• [Work to be completed] Your task is to output the listing word for word, with pictures excluded.

Data entries for graphics
** begin **

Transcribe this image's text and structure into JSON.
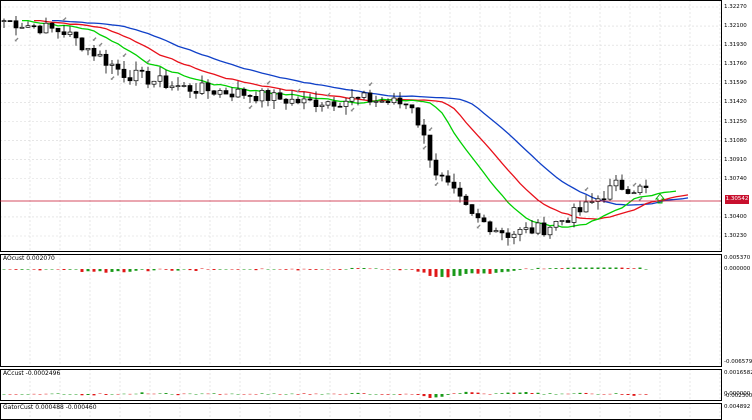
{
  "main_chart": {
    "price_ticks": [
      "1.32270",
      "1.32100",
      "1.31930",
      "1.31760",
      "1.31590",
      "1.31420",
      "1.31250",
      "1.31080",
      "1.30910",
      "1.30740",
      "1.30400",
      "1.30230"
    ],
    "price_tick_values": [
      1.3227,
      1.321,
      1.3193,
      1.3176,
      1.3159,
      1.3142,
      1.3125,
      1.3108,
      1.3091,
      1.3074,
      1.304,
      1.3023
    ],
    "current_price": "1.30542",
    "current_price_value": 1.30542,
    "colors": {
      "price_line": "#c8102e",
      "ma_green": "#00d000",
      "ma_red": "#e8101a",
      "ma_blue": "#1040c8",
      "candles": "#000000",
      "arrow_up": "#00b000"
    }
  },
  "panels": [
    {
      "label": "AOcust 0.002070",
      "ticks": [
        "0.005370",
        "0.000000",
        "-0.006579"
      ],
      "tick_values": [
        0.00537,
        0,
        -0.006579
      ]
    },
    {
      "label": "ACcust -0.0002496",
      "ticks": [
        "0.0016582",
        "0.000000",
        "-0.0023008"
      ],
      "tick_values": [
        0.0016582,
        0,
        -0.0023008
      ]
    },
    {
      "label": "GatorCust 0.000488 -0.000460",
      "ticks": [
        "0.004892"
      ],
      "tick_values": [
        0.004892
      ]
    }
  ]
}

** end **

• [Answer to the task]
Transcribe this image's text and structure into JSON.
{
  "main_chart": {
    "price_ticks": [
      "1.32270",
      "1.32100",
      "1.31930",
      "1.31760",
      "1.31590",
      "1.31420",
      "1.31250",
      "1.31080",
      "1.30910",
      "1.30740",
      "1.30400",
      "1.30230"
    ],
    "price_tick_values": [
      1.3227,
      1.321,
      1.3193,
      1.3176,
      1.3159,
      1.3142,
      1.3125,
      1.3108,
      1.3091,
      1.3074,
      1.304,
      1.3023
    ],
    "current_price": "1.30542",
    "current_price_value": 1.30542,
    "colors": {
      "price_line": "#c8102e",
      "ma_green": "#00d000",
      "ma_red": "#e8101a",
      "ma_blue": "#1040c8",
      "candles": "#000000",
      "arrow_up": "#00b000"
    }
  },
  "panels": [
    {
      "label": "AOcust 0.002070",
      "ticks": [
        "0.005370",
        "0.000000",
        "-0.006579"
      ],
      "tick_values": [
        0.00537,
        0,
        -0.006579
      ]
    },
    {
      "label": "ACcust -0.0002496",
      "ticks": [
        "0.0016582",
        "0.000000",
        "-0.0023008"
      ],
      "tick_values": [
        0.0016582,
        0,
        -0.0023008
      ]
    },
    {
      "label": "GatorCust 0.000488 -0.000460",
      "ticks": [
        "0.004892"
      ],
      "tick_values": [
        0.004892
      ]
    }
  ]
}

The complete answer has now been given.